:: Set exercise ::
Return the records in full, exactly as given.

** BEGIN **

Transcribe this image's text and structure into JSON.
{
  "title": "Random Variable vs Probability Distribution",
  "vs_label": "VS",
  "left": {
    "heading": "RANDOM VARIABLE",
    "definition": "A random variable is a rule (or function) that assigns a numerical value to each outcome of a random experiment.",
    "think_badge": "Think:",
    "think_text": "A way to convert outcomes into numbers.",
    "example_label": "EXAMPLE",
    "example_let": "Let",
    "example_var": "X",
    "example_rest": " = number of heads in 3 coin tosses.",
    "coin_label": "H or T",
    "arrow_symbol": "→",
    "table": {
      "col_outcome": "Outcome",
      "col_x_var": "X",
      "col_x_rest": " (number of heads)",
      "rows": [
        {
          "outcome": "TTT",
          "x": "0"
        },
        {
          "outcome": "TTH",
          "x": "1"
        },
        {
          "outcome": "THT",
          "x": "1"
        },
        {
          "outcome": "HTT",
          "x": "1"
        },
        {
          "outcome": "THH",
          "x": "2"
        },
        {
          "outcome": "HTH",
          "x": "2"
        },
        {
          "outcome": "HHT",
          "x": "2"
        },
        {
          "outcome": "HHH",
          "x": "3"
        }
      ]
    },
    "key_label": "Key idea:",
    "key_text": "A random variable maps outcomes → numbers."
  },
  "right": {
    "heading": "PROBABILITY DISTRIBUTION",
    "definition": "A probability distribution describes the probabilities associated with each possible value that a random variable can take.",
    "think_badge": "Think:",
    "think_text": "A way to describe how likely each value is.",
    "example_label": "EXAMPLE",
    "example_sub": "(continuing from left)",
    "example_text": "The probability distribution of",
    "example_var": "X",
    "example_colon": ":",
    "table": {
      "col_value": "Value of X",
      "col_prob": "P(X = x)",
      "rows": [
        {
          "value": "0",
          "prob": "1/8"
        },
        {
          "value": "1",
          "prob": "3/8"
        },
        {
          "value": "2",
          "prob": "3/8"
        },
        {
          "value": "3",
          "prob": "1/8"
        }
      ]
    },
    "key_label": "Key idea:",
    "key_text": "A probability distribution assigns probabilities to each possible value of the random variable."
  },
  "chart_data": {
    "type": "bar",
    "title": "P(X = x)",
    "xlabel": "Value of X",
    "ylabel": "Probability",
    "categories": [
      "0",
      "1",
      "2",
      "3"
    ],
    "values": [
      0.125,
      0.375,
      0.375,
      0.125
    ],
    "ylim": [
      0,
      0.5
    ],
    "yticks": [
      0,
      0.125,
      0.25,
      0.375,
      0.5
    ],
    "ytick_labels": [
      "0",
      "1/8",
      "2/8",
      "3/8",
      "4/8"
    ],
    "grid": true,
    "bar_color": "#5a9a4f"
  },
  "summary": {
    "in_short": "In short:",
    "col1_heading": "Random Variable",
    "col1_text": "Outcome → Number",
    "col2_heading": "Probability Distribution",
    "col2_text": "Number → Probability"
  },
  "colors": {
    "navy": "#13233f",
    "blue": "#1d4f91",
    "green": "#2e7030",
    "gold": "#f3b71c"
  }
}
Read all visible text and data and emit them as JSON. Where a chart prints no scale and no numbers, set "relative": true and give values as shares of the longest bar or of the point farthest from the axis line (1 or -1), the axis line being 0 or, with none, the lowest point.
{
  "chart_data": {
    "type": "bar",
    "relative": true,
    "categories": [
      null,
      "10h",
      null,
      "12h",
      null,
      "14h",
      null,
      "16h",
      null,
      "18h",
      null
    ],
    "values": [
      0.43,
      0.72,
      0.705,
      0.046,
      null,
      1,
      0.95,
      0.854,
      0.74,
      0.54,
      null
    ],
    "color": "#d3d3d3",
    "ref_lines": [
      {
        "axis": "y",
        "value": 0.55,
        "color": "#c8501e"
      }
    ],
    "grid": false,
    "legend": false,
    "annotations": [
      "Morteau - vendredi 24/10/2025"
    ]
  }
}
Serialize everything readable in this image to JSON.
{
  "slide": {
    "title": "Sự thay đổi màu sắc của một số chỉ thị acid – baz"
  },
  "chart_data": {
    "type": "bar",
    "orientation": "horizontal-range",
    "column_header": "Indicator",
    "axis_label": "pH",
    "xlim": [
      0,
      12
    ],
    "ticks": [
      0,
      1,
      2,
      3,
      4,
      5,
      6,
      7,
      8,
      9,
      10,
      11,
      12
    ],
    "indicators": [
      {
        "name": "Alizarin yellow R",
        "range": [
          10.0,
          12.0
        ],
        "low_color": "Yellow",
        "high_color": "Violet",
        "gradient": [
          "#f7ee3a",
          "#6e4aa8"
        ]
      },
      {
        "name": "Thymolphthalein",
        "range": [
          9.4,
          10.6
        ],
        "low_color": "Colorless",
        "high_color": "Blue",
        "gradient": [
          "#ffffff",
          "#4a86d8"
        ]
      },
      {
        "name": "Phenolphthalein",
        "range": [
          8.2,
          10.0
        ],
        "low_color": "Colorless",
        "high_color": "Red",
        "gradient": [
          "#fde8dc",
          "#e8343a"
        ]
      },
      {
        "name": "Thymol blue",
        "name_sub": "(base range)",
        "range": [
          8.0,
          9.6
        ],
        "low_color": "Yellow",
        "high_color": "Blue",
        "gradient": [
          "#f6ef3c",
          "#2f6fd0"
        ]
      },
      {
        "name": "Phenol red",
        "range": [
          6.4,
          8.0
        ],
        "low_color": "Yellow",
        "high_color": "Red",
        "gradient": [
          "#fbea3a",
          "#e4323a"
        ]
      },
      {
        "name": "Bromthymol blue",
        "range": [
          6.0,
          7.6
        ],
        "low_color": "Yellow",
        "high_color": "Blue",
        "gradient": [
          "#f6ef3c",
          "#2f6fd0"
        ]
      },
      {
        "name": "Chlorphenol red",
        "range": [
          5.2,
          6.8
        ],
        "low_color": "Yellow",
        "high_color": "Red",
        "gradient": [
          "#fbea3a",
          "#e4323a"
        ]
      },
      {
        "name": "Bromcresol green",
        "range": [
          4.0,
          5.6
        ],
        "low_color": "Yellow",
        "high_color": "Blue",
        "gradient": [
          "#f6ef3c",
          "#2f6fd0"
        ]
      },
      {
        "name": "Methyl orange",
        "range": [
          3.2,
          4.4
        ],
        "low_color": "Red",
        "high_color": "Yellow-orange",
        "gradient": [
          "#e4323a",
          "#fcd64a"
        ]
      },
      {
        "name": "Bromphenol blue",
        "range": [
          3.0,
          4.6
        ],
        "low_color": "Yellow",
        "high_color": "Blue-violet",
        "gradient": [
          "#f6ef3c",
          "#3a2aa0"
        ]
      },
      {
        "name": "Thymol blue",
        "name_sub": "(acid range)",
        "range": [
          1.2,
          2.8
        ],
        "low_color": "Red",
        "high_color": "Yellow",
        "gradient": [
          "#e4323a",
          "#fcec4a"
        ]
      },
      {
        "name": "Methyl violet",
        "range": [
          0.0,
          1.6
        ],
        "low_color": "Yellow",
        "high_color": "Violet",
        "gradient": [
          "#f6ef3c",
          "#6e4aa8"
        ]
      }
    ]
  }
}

** END **

:: Complete answer ::
Transcribe this image's text and structure into JSON.
{
  "title": "Random Variable vs Probability Distribution",
  "vs_label": "VS",
  "left": {
    "heading": "RANDOM VARIABLE",
    "definition": "A random variable is a rule (or function) that assigns a numerical value to each outcome of a random experiment.",
    "think_badge": "Think:",
    "think_text": "A way to convert outcomes into numbers.",
    "example_label": "EXAMPLE",
    "example_let": "Let",
    "example_var": "X",
    "example_rest": " = number of heads in 3 coin tosses.",
    "coin_label": "H or T",
    "arrow_symbol": "→",
    "table": {
      "col_outcome": "Outcome",
      "col_x_var": "X",
      "col_x_rest": " (number of heads)",
      "rows": [
        {
          "outcome": "TTT",
          "x": "0"
        },
        {
          "outcome": "TTH",
          "x": "1"
        },
        {
          "outcome": "THT",
          "x": "1"
        },
        {
          "outcome": "HTT",
          "x": "1"
        },
        {
          "outcome": "THH",
          "x": "2"
        },
        {
          "outcome": "HTH",
          "x": "2"
        },
        {
          "outcome": "HHT",
          "x": "2"
        },
        {
          "outcome": "HHH",
          "x": "3"
        }
      ]
    },
    "key_label": "Key idea:",
    "key_text": "A random variable maps outcomes → numbers."
  },
  "right": {
    "heading": "PROBABILITY DISTRIBUTION",
    "definition": "A probability distribution describes the probabilities associated with each possible value that a random variable can take.",
    "think_badge": "Think:",
    "think_text": "A way to describe how likely each value is.",
    "example_label": "EXAMPLE",
    "example_sub": "(continuing from left)",
    "example_text": "The probability distribution of",
    "example_var": "X",
    "example_colon": ":",
    "table": {
      "col_value": "Value of X",
      "col_prob": "P(X = x)",
      "rows": [
        {
          "value": "0",
          "prob": "1/8"
        },
        {
          "value": "1",
          "prob": "3/8"
        },
        {
          "value": "2",
          "prob": "3/8"
        },
        {
          "value": "3",
          "prob": "1/8"
        }
      ]
    },
    "key_label": "Key idea:",
    "key_text": "A probability distribution assigns probabilities to each possible value of the random variable."
  },
  "chart_data": {
    "type": "bar",
    "title": "P(X = x)",
    "xlabel": "Value of X",
    "ylabel": "Probability",
    "categories": [
      "0",
      "1",
      "2",
      "3"
    ],
    "values": [
      0.125,
      0.375,
      0.375,
      0.125
    ],
    "ylim": [
      0,
      0.5
    ],
    "yticks": [
      0,
      0.125,
      0.25,
      0.375,
      0.5
    ],
    "ytick_labels": [
      "0",
      "1/8",
      "2/8",
      "3/8",
      "4/8"
    ],
    "grid": true,
    "bar_color": "#5a9a4f"
  },
  "summary": {
    "in_short": "In short:",
    "col1_heading": "Random Variable",
    "col1_text": "Outcome → Number",
    "col2_heading": "Probability Distribution",
    "col2_text": "Number → Probability"
  },
  "colors": {
    "navy": "#13233f",
    "blue": "#1d4f91",
    "green": "#2e7030",
    "gold": "#f3b71c"
  }
}
Read all visible text and data and emit them as JSON. Where a chart prints no scale and no numbers, set "relative": true and give values as shares of the longest bar or of the point farthest from the axis line (1 or -1), the axis line being 0 or, with none, the lowest point.
{
  "chart_data": {
    "type": "bar",
    "relative": true,
    "categories": [
      null,
      "10h",
      null,
      "12h",
      null,
      "14h",
      null,
      "16h",
      null,
      "18h",
      null
    ],
    "values": [
      0.43,
      0.72,
      0.705,
      0.046,
      null,
      1,
      0.95,
      0.854,
      0.74,
      0.54,
      null
    ],
    "color": "#d3d3d3",
    "ref_lines": [
      {
        "axis": "y",
        "value": 0.55,
        "color": "#c8501e"
      }
    ],
    "grid": false,
    "legend": false,
    "annotations": [
      "Morteau - vendredi 24/10/2025"
    ]
  }
}
Serialize everything readable in this image to JSON.
{
  "slide": {
    "title": "Sự thay đổi màu sắc của một số chỉ thị acid – baz"
  },
  "chart_data": {
    "type": "bar",
    "orientation": "horizontal-range",
    "column_header": "Indicator",
    "axis_label": "pH",
    "xlim": [
      0,
      12
    ],
    "ticks": [
      0,
      1,
      2,
      3,
      4,
      5,
      6,
      7,
      8,
      9,
      10,
      11,
      12
    ],
    "indicators": [
      {
        "name": "Alizarin yellow R",
        "range": [
          10.0,
          12.0
        ],
        "low_color": "Yellow",
        "high_color": "Violet",
        "gradient": [
          "#f7ee3a",
          "#6e4aa8"
        ]
      },
      {
        "name": "Thymolphthalein",
        "range": [
          9.4,
          10.6
        ],
        "low_color": "Colorless",
        "high_color": "Blue",
        "gradient": [
          "#ffffff",
          "#4a86d8"
        ]
      },
      {
        "name": "Phenolphthalein",
        "range": [
          8.2,
          10.0
        ],
        "low_color": "Colorless",
        "high_color": "Red",
        "gradient": [
          "#fde8dc",
          "#e8343a"
        ]
      },
      {
        "name": "Thymol blue",
        "name_sub": "(base range)",
        "range": [
          8.0,
          9.6
        ],
        "low_color": "Yellow",
        "high_color": "Blue",
        "gradient": [
          "#f6ef3c",
          "#2f6fd0"
        ]
      },
      {
        "name": "Phenol red",
        "range": [
          6.4,
          8.0
        ],
        "low_color": "Yellow",
        "high_color": "Red",
        "gradient": [
          "#fbea3a",
          "#e4323a"
        ]
      },
      {
        "name": "Bromthymol blue",
        "range": [
          6.0,
          7.6
        ],
        "low_color": "Yellow",
        "high_color": "Blue",
        "gradient": [
          "#f6ef3c",
          "#2f6fd0"
        ]
      },
      {
        "name": "Chlorphenol red",
        "range": [
          5.2,
          6.8
        ],
        "low_color": "Yellow",
        "high_color": "Red",
        "gradient": [
          "#fbea3a",
          "#e4323a"
        ]
      },
      {
        "name": "Bromcresol green",
        "range": [
          4.0,
          5.6
        ],
        "low_color": "Yellow",
        "high_color": "Blue",
        "gradient": [
          "#f6ef3c",
          "#2f6fd0"
        ]
      },
      {
        "name": "Methyl orange",
        "range": [
          3.2,
          4.4
        ],
        "low_color": "Red",
        "high_color": "Yellow-orange",
        "gradient": [
          "#e4323a",
          "#fcd64a"
        ]
      },
      {
        "name": "Bromphenol blue",
        "range": [
          3.0,
          4.6
        ],
        "low_color": "Yellow",
        "high_color": "Blue-violet",
        "gradient": [
          "#f6ef3c",
          "#3a2aa0"
        ]
      },
      {
        "name": "Thymol blue",
        "name_sub": "(acid range)",
        "range": [
          1.2,
          2.8
        ],
        "low_color": "Red",
        "high_color": "Yellow",
        "gradient": [
          "#e4323a",
          "#fcec4a"
        ]
      },
      {
        "name": "Methyl violet",
        "range": [
          0.0,
          1.6
        ],
        "low_color": "Yellow",
        "high_color": "Violet",
        "gradient": [
          "#f6ef3c",
          "#6e4aa8"
        ]
      }
    ]
  }
}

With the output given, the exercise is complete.